**REQUIRED TASK:** Keep only the lines where "Service" appears.

**GIVEN DATA:**
--- BEGIN ---

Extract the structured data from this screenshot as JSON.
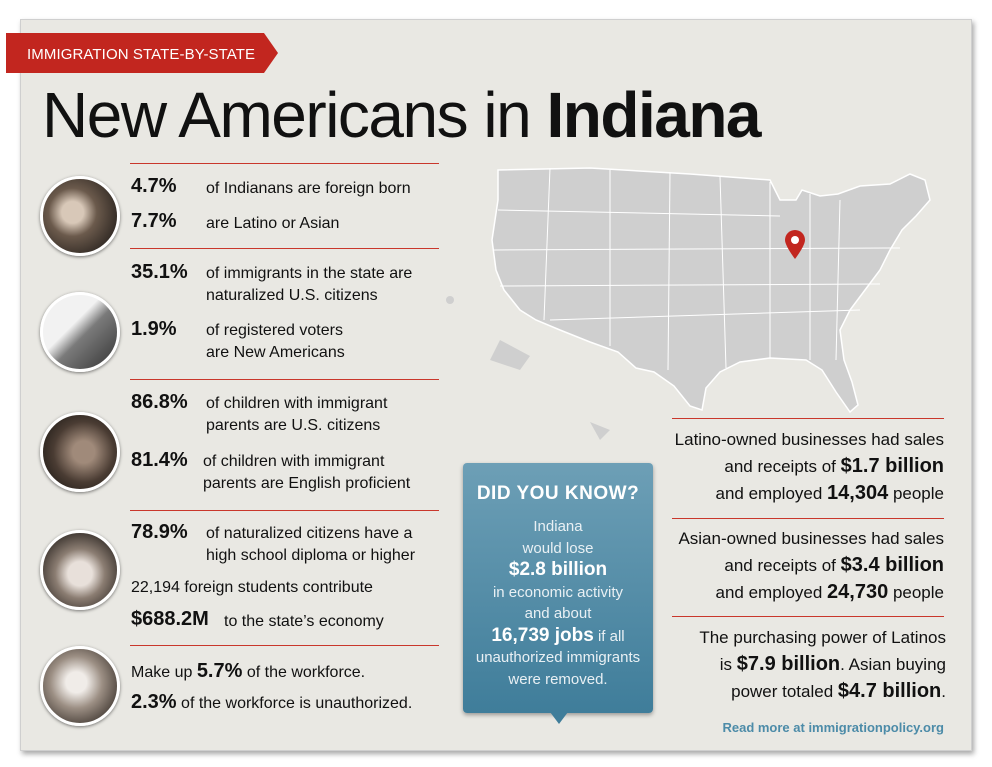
{
  "header": {
    "banner": "IMMIGRATION STATE-BY-STATE",
    "title_light": "New Americans in ",
    "title_bold": "Indiana"
  },
  "stats": {
    "s1": {
      "num": "4.7%",
      "text": "of Indianans are foreign born"
    },
    "s2": {
      "num": "7.7%",
      "text": "are Latino or Asian"
    },
    "s3": {
      "num": "35.1%",
      "line1": "of immigrants in the state are",
      "line2": "naturalized U.S. citizens"
    },
    "s4": {
      "num": "1.9%",
      "line1": "of registered voters",
      "line2": "are New Americans"
    },
    "s5": {
      "num": "86.8%",
      "line1": "of children with immigrant",
      "line2": "parents are U.S. citizens"
    },
    "s6": {
      "num": "81.4%",
      "line1": "of children with immigrant",
      "line2": "parents are English proficient"
    },
    "s7": {
      "num": "78.9%",
      "line1": "of naturalized citizens have a",
      "line2": "high school diploma or higher"
    },
    "s8": {
      "line1": "22,194 foreign students contribute",
      "num": "$688.2M",
      "text": "to the state’s economy"
    },
    "s9": {
      "pre": "Make up ",
      "num": "5.7%",
      "post": " of the workforce."
    },
    "s10": {
      "num": "2.3%",
      "text": " of the workforce is unauthorized."
    }
  },
  "did_you_know": {
    "title": "DID YOU KNOW?",
    "l1": "Indiana",
    "l2": "would lose",
    "l3": "$2.8 billion",
    "l4": "in economic activity",
    "l5": "and about",
    "l6a": "16,739 jobs",
    "l6b": " if all",
    "l7": "unauthorized immigrants",
    "l8": "were removed."
  },
  "right": {
    "p1": {
      "l1": "Latino-owned businesses had sales",
      "l2a": "and receipts of ",
      "l2b": "$1.7 billion",
      "l3a": "and employed ",
      "l3b": "14,304",
      "l3c": " people"
    },
    "p2": {
      "l1": "Asian-owned businesses had sales",
      "l2a": "and receipts of ",
      "l2b": "$3.4 billion",
      "l3a": "and employed ",
      "l3b": "24,730",
      "l3c": " people"
    },
    "p3": {
      "l1": "The purchasing power of Latinos",
      "l2a": "is ",
      "l2b": "$7.9 billion",
      "l2c": ". Asian buying",
      "l3a": "power totaled ",
      "l3b": "$4.7 billion",
      "l3c": "."
    }
  },
  "footer": {
    "read_more": "Read more at immigrationpolicy.org"
  },
  "colors": {
    "accent": "#c9372c",
    "callout": "#4f8ba7",
    "background": "#e9e8e3"
  }
}
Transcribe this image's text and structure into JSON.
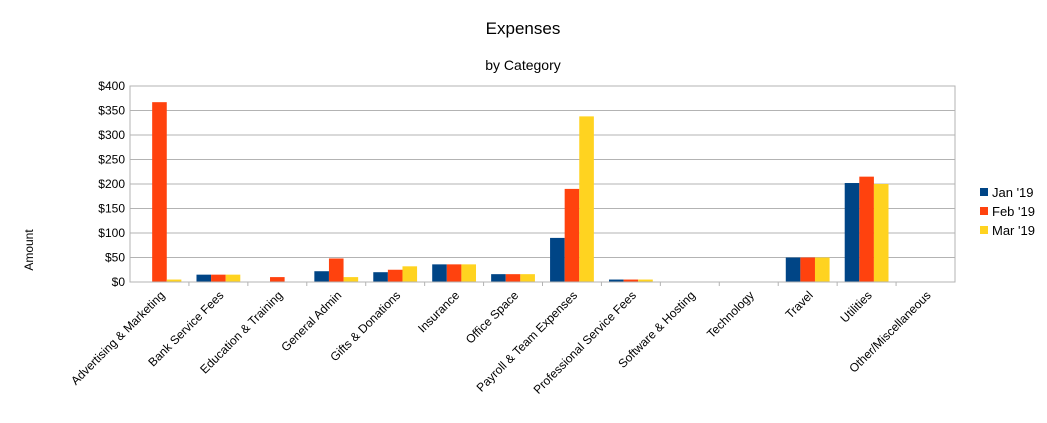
{
  "chart_data": {
    "type": "bar",
    "title": "Expenses",
    "subtitle": "by Category",
    "ylabel": "Amount",
    "xlabel": "",
    "ylim": [
      0,
      400
    ],
    "y_ticks": [
      "$0",
      "$50",
      "$100",
      "$150",
      "$200",
      "$250",
      "$300",
      "$350",
      "$400"
    ],
    "y_tick_values": [
      0,
      50,
      100,
      150,
      200,
      250,
      300,
      350,
      400
    ],
    "grid": true,
    "legend_position": "right",
    "categories": [
      "Advertising & Marketing",
      "Bank Service Fees",
      "Education & Training",
      "General Admin",
      "Gifts & Donations",
      "Insurance",
      "Office Space",
      "Payroll & Team Expenses",
      "Professional Service Fees",
      "Software & Hosting",
      "Technology",
      "Travel",
      "Utilities",
      "Other/Miscellaneous"
    ],
    "series": [
      {
        "name": "Jan '19",
        "color": "#004586",
        "values": [
          0,
          15,
          0,
          22,
          20,
          36,
          16,
          90,
          5,
          0,
          0,
          50,
          202,
          0
        ]
      },
      {
        "name": "Feb '19",
        "color": "#ff420e",
        "values": [
          367,
          15,
          10,
          48,
          25,
          36,
          16,
          190,
          5,
          0,
          0,
          50,
          215,
          0
        ]
      },
      {
        "name": "Mar '19",
        "color": "#ffd320",
        "values": [
          5,
          15,
          0,
          10,
          32,
          36,
          16,
          338,
          5,
          0,
          0,
          50,
          200,
          0
        ]
      }
    ]
  }
}
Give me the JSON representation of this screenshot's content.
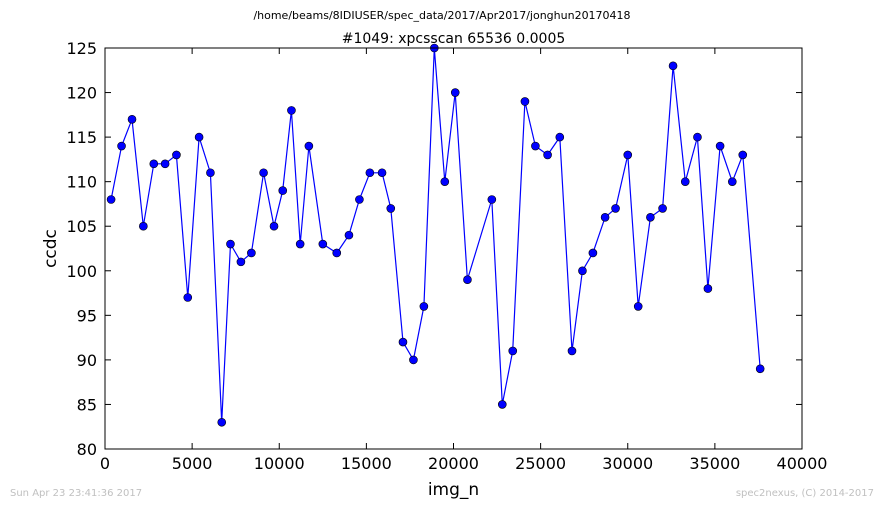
{
  "header": {
    "path": "/home/beams/8IDIUSER/spec_data/2017/Apr2017/jonghun20170418"
  },
  "footer": {
    "timestamp": "Sun Apr 23 23:41:36 2017",
    "credit": "spec2nexus, (C) 2014-2017"
  },
  "chart_data": {
    "type": "line",
    "title": "#1049: xpcsscan 65536 0.0005",
    "xlabel": "img_n",
    "ylabel": "ccdc",
    "xlim": [
      0,
      40000
    ],
    "ylim": [
      80,
      125
    ],
    "xticks": [
      0,
      5000,
      10000,
      15000,
      20000,
      25000,
      30000,
      35000,
      40000
    ],
    "yticks": [
      80,
      85,
      90,
      95,
      100,
      105,
      110,
      115,
      120,
      125
    ],
    "grid": false,
    "line_color": "#0000ff",
    "marker": "circle",
    "x": [
      350,
      950,
      1550,
      2200,
      2800,
      3450,
      4100,
      4750,
      5400,
      6050,
      6700,
      7200,
      7800,
      8400,
      9100,
      9700,
      10200,
      10700,
      11200,
      11700,
      12500,
      13300,
      14000,
      14600,
      15200,
      15900,
      16400,
      17100,
      17700,
      18300,
      18900,
      19500,
      20100,
      20800,
      22200,
      22800,
      23400,
      24100,
      24700,
      25400,
      26100,
      26800,
      27400,
      28000,
      28700,
      29300,
      30000,
      30600,
      31300,
      32000,
      32600,
      33300,
      34000,
      34600,
      35300,
      36000,
      36600,
      37600
    ],
    "y": [
      108,
      114,
      117,
      105,
      112,
      112,
      113,
      97,
      115,
      111,
      83,
      103,
      101,
      102,
      111,
      105,
      109,
      118,
      103,
      114,
      103,
      102,
      104,
      108,
      111,
      111,
      107,
      92,
      90,
      96,
      125,
      110,
      120,
      99,
      108,
      85,
      91,
      119,
      114,
      113,
      115,
      91,
      100,
      102,
      106,
      107,
      113,
      96,
      106,
      107,
      123,
      110,
      115,
      98,
      114,
      110,
      113,
      89
    ]
  }
}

--- END ---

**OUTPUT:**
      "Bank Service Fees",
      "Professional Service Fees",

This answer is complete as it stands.